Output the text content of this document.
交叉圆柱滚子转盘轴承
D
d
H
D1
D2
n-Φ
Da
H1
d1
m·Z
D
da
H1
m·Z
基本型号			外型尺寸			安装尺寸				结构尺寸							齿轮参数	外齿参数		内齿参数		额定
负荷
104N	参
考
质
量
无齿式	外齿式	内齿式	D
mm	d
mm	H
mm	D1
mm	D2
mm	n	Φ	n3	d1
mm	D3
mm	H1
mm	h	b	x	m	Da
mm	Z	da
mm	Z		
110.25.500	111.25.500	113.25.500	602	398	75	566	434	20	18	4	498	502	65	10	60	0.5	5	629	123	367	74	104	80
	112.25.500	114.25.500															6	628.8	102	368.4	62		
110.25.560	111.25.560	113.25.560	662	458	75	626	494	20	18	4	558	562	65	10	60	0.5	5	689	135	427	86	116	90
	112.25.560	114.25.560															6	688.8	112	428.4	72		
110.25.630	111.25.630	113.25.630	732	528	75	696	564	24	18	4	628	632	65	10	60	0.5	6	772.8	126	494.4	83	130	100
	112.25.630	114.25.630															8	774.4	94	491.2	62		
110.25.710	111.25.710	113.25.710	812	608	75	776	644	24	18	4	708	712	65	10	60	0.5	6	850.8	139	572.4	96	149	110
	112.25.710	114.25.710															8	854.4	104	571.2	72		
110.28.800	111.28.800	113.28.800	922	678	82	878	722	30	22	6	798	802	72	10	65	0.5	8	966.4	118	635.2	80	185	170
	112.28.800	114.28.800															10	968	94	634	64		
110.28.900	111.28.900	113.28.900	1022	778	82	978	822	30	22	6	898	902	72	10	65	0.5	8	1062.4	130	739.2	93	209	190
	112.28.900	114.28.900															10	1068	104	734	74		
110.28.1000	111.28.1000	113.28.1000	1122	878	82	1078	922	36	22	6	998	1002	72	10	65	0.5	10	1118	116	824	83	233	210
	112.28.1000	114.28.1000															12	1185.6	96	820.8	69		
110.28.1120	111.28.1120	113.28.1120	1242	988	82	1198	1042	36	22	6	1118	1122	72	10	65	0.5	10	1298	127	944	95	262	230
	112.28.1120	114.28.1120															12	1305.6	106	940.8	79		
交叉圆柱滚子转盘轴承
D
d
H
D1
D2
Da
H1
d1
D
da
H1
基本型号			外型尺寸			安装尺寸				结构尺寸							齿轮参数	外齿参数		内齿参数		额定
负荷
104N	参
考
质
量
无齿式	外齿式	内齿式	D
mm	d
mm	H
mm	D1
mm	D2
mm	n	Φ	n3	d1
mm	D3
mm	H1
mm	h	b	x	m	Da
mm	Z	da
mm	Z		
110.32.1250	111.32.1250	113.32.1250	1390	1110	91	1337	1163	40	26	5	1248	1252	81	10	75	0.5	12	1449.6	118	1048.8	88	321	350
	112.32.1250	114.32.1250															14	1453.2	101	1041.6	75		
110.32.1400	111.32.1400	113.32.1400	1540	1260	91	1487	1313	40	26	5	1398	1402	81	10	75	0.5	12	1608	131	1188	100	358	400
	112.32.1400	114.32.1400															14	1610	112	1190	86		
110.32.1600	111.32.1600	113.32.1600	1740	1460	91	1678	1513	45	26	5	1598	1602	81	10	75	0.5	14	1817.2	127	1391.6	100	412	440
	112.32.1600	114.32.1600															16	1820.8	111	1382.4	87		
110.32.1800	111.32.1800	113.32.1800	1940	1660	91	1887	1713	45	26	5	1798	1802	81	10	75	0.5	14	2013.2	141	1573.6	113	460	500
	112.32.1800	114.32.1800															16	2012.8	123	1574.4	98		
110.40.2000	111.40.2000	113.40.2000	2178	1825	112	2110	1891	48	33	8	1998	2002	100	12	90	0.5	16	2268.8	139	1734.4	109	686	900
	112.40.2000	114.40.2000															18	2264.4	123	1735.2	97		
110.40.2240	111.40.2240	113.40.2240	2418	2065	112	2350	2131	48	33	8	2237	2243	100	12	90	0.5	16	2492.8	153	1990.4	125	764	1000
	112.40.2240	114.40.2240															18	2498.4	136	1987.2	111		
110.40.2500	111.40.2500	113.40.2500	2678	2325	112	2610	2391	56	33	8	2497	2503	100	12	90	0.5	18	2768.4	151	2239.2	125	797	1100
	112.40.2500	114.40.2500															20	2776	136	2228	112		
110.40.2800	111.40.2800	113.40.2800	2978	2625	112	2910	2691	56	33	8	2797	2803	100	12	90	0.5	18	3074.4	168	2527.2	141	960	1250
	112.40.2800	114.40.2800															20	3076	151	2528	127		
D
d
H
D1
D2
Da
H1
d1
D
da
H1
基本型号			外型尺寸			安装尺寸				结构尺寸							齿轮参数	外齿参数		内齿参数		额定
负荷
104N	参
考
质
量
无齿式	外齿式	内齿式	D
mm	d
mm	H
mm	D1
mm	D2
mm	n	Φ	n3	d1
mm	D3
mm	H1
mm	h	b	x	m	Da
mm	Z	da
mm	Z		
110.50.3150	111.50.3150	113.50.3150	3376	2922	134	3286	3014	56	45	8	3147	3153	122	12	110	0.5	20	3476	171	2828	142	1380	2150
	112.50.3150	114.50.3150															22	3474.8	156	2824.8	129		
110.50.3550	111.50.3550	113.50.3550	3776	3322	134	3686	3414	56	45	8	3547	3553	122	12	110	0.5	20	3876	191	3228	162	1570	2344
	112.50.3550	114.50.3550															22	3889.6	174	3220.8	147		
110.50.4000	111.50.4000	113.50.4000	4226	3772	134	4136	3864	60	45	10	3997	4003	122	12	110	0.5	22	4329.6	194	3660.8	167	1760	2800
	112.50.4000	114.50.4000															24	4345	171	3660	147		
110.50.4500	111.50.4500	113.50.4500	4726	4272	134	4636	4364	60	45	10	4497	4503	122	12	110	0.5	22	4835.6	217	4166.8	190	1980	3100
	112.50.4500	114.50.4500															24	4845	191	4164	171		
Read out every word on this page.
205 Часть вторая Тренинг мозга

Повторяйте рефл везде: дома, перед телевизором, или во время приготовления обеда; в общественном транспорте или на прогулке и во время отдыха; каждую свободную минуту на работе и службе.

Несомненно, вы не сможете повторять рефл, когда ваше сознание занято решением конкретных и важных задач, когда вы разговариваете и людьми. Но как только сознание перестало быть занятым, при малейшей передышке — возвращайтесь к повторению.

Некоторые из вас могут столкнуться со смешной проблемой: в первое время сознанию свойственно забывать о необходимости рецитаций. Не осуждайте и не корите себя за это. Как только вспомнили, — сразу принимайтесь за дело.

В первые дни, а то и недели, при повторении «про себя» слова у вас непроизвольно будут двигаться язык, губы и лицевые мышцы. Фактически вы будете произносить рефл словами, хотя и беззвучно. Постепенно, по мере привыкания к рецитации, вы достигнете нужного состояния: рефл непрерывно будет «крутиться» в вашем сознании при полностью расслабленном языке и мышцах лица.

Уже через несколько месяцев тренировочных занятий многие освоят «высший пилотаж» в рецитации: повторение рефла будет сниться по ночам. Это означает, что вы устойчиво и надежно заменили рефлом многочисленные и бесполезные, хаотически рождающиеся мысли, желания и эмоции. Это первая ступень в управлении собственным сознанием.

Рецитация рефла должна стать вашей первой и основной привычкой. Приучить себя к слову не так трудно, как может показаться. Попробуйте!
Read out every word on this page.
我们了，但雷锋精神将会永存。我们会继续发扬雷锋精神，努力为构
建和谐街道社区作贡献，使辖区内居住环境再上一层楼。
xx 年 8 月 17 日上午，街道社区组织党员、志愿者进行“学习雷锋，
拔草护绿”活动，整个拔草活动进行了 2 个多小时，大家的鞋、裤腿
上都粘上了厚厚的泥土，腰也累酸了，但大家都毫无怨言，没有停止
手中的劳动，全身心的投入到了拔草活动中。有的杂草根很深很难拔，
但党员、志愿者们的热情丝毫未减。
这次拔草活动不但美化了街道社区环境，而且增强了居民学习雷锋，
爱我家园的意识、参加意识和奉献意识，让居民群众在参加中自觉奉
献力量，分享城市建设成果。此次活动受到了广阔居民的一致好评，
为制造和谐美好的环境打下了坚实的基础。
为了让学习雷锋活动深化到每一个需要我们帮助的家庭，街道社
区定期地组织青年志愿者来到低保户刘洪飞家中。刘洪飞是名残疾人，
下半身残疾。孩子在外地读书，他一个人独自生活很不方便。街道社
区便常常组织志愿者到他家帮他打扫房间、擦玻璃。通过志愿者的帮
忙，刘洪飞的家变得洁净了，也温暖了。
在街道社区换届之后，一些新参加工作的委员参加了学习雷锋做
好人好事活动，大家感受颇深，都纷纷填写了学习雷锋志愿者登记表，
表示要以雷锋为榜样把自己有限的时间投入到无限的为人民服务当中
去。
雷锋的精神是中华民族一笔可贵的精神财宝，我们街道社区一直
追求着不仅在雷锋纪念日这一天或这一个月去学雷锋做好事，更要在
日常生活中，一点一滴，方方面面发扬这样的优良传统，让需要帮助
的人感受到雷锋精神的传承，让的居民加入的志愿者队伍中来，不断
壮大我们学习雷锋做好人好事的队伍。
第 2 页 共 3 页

- **Instruction**
Of the lines in the material, how many include "рефла"? Respond with the number alone.

- **Written solution**
2